本文抜粋:

"""

また、(これまでのエントリーもそうですが、)今回のエントリーは実施したことの大雑把な流れを説明するもので、詳細な手順を示すものではありません。その点はご容赦ください。
顔検出DNN
学習データの作成
顔検出DNNの学習データには以下が必要です。
- 入力画像(顔が写っているスナップ写真)
- 正解ラベル(アノテーション情報(顔の位置を表す矩形座標と五つの特徴点(右目、左目、鼻、右口尻、左口尻)の座標を記したテキスト)
このうち入力画像の方は(数が少ないという問題はあるものの)集められましたが、それぞれの画像の正解ラベルをどのようにして作るのかが課題となりました。正解ラベルを作るアノテーションという作業は手作業で行うことも可能ですが、データの数が多いとそれだけ工数がかかってしまいます。私たちは現時点でこの作業にそんなに多くの工数はかけられないと考えていたので、どうすれば工数をかけずにアノテーションができるかに頭を悩ませていました。そんな中、InsightFaceの顔検出の推論結果には正解ラベルを作るのに必要なデータが全て含まれていること気付いたため、InsightFaceの推論結果を正解ラベルとして用いる方法を試してみることにしました。要するにInsightFaceを自動アノテーションツールとして利用することにしたのです。結果的には、これによって人手をかけずに正解ラベルを作成することができました。

"""

(データセット項目)
"""

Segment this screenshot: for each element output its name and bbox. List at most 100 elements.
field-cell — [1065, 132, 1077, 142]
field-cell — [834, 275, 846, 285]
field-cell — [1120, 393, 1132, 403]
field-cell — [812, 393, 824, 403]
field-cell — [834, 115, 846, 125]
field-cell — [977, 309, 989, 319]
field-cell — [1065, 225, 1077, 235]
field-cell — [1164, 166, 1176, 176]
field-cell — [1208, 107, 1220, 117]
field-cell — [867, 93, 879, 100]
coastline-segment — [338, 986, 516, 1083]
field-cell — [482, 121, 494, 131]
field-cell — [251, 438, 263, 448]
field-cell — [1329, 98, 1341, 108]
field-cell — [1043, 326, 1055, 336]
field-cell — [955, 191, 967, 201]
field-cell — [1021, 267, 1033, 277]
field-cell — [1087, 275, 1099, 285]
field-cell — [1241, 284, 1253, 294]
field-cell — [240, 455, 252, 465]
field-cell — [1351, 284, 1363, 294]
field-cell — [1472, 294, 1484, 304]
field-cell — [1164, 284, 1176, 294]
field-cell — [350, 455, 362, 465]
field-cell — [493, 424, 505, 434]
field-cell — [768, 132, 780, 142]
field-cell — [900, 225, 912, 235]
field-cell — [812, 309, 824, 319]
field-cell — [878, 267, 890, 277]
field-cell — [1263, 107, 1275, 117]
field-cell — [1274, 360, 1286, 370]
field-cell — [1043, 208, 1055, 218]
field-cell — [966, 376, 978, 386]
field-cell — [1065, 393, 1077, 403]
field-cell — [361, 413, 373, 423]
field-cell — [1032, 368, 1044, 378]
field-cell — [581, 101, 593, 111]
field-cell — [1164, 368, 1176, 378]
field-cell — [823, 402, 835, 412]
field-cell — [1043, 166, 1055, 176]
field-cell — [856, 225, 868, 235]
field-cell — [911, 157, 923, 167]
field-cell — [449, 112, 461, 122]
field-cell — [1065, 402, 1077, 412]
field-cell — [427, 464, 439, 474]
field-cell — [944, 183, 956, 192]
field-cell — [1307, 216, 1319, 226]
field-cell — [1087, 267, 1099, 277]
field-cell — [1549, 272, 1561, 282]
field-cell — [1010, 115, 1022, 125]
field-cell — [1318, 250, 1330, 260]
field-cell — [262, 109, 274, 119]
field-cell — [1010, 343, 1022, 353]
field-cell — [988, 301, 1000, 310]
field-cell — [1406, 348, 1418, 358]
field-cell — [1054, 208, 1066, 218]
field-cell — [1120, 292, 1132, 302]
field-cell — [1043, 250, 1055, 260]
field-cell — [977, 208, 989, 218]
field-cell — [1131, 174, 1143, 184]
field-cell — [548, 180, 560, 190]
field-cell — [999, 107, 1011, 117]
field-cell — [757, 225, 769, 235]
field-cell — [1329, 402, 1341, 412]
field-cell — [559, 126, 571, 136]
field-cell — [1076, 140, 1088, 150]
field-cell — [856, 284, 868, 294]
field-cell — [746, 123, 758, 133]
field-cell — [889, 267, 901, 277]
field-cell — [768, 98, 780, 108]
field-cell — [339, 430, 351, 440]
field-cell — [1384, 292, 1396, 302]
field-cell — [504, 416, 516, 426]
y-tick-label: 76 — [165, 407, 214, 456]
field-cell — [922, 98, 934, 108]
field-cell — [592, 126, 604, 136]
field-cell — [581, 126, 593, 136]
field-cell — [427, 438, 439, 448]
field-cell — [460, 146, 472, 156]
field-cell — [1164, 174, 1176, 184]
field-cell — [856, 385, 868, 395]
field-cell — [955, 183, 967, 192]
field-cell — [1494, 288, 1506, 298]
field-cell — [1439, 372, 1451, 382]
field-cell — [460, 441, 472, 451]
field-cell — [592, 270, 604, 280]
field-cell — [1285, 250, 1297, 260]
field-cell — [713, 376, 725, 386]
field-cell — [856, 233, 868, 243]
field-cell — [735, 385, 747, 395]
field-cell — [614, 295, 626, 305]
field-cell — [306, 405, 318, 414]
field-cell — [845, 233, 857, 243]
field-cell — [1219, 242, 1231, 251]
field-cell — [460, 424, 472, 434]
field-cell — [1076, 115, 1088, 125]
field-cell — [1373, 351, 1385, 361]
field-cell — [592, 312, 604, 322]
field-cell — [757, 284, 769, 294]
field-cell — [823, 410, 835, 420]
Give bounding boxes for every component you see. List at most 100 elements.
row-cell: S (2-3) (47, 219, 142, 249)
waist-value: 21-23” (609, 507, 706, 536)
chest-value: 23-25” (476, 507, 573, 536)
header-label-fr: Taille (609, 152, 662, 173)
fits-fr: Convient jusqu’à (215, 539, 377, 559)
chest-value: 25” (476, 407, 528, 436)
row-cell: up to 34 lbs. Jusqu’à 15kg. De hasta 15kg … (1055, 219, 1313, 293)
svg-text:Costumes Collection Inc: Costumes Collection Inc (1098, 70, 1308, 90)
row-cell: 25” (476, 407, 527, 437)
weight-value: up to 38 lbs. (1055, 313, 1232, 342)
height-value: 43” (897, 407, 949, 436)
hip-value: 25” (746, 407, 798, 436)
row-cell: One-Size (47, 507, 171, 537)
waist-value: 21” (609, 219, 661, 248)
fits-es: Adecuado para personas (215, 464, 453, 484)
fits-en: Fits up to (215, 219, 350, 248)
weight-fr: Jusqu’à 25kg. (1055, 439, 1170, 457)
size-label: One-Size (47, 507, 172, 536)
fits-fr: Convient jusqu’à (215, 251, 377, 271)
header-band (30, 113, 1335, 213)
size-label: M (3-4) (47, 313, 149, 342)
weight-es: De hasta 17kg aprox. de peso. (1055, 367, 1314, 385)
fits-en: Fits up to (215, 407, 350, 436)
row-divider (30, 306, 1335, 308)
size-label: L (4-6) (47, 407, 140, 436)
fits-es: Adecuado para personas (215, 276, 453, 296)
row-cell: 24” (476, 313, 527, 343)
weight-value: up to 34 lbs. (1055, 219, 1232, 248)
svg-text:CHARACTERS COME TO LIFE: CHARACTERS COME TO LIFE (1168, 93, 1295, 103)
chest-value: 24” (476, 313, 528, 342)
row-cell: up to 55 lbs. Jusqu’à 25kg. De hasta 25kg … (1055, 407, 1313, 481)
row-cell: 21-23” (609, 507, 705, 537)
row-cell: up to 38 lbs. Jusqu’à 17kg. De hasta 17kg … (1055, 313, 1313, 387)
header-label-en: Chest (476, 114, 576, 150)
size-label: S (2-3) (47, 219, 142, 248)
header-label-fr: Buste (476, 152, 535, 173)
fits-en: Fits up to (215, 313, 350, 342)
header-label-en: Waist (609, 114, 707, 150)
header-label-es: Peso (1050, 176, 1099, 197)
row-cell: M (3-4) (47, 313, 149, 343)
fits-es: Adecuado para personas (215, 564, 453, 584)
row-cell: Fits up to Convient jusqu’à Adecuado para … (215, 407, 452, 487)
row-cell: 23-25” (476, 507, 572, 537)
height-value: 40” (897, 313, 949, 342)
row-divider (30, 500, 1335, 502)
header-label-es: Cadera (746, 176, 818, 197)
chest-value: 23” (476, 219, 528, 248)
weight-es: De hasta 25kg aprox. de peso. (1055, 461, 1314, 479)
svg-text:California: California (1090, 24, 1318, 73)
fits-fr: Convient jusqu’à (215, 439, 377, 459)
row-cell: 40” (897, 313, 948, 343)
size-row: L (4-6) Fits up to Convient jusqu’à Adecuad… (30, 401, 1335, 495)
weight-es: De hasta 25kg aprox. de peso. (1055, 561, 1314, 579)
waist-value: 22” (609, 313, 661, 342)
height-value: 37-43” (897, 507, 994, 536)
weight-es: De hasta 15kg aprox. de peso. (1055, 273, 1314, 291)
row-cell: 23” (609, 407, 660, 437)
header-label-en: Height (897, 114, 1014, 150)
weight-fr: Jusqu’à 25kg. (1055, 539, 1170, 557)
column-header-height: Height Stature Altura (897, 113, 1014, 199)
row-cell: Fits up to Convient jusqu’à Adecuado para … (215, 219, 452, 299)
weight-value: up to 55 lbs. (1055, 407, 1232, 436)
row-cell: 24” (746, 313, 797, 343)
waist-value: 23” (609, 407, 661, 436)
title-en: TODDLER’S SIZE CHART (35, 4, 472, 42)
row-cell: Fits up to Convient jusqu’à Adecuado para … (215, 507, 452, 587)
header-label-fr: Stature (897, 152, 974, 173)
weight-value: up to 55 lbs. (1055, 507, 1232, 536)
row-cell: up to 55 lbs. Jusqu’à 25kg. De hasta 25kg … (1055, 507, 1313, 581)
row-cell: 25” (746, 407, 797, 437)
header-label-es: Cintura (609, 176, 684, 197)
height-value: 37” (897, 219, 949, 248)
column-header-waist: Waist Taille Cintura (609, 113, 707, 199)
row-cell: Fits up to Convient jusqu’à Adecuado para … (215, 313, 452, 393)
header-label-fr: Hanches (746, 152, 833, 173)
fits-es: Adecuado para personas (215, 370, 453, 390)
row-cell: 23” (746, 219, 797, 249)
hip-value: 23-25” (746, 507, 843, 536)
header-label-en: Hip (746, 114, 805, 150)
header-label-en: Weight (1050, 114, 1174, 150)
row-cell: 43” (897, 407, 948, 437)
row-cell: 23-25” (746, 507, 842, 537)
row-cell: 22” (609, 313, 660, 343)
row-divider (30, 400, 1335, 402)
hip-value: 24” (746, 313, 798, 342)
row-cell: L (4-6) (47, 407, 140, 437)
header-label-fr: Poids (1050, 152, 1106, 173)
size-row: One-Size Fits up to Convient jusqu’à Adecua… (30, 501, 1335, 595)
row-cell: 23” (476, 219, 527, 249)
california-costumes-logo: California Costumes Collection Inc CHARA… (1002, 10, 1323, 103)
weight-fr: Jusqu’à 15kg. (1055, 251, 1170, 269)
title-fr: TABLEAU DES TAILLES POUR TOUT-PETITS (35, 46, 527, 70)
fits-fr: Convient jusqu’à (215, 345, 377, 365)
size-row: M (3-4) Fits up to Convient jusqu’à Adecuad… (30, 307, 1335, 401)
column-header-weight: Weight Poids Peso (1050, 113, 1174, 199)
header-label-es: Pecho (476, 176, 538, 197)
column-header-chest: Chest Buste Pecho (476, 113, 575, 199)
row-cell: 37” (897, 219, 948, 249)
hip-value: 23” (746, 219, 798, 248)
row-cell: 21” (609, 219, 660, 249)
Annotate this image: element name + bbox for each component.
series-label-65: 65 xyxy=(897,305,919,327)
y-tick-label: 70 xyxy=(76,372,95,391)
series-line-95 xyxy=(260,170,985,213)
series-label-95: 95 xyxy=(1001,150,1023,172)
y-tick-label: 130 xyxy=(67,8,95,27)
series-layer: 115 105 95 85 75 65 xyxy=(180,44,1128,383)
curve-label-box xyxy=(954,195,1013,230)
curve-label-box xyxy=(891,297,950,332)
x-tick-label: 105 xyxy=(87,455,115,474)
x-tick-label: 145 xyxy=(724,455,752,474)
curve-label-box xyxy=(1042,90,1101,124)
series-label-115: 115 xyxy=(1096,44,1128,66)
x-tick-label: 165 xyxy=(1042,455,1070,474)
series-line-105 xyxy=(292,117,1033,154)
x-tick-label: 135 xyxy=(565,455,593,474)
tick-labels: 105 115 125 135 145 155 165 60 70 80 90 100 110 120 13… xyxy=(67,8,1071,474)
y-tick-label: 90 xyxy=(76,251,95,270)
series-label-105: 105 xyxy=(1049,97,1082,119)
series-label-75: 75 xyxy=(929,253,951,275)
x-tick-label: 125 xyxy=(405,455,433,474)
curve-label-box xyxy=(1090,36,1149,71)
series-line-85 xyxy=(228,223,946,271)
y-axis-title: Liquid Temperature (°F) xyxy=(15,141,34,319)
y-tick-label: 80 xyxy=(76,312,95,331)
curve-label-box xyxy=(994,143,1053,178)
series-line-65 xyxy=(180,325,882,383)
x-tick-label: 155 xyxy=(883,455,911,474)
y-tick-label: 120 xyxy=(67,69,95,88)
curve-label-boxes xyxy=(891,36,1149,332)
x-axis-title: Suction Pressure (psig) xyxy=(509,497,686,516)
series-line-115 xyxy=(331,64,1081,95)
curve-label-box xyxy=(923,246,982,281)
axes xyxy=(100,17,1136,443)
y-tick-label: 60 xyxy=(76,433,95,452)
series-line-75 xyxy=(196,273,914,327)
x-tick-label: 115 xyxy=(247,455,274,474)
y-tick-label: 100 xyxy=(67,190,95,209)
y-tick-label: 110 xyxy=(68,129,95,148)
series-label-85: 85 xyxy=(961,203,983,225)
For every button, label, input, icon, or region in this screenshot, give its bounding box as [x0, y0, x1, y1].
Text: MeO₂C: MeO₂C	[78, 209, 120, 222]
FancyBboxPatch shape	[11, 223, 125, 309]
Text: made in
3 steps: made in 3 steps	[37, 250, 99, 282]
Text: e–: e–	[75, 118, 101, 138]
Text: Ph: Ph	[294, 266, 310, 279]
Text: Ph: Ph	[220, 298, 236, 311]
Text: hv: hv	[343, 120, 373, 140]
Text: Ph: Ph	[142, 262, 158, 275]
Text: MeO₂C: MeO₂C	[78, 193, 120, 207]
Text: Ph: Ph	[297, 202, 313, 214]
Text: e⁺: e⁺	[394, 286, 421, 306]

"""

必要な作業: 本文抜粋の「- 入力画像(顔が写っているスナップ写真)」から「を作成することができました。」まで（両端を含む）を、一字も変えずに抜き出してください。

結果:
- 入力画像(顔が写っているスナップ写真)
- 正解ラベル(アノテーション情報(顔の位置を表す矩形座標と五つの特徴点(右目、左目、鼻、右口尻、左口尻)の座標を記したテキスト)
このうち入力画像の方は(数が少ないという問題はあるものの)集められましたが、それぞれの画像の正解ラベルをどのようにして作るのかが課題となりました。正解ラベルを作るアノテーションという作業は手作業で行うことも可能ですが、データの数が多いとそれだけ工数がかかってしまいます。私たちは現時点でこの作業にそんなに多くの工数はかけられないと考えていたので、どうすれば工数をかけずにアノテーションができるかに頭を悩ませていました。そんな中、InsightFaceの顔検出の推論結果には正解ラベルを作るのに必要なデータが全て含まれていること気付いたため、InsightFaceの推論結果を正解ラベルとして用いる方法を試してみることにしました。要するにInsightFaceを自動アノテーションツールとして利用することにしたのです。結果的には、これによって人手をかけずに正解ラベルを作成することができました。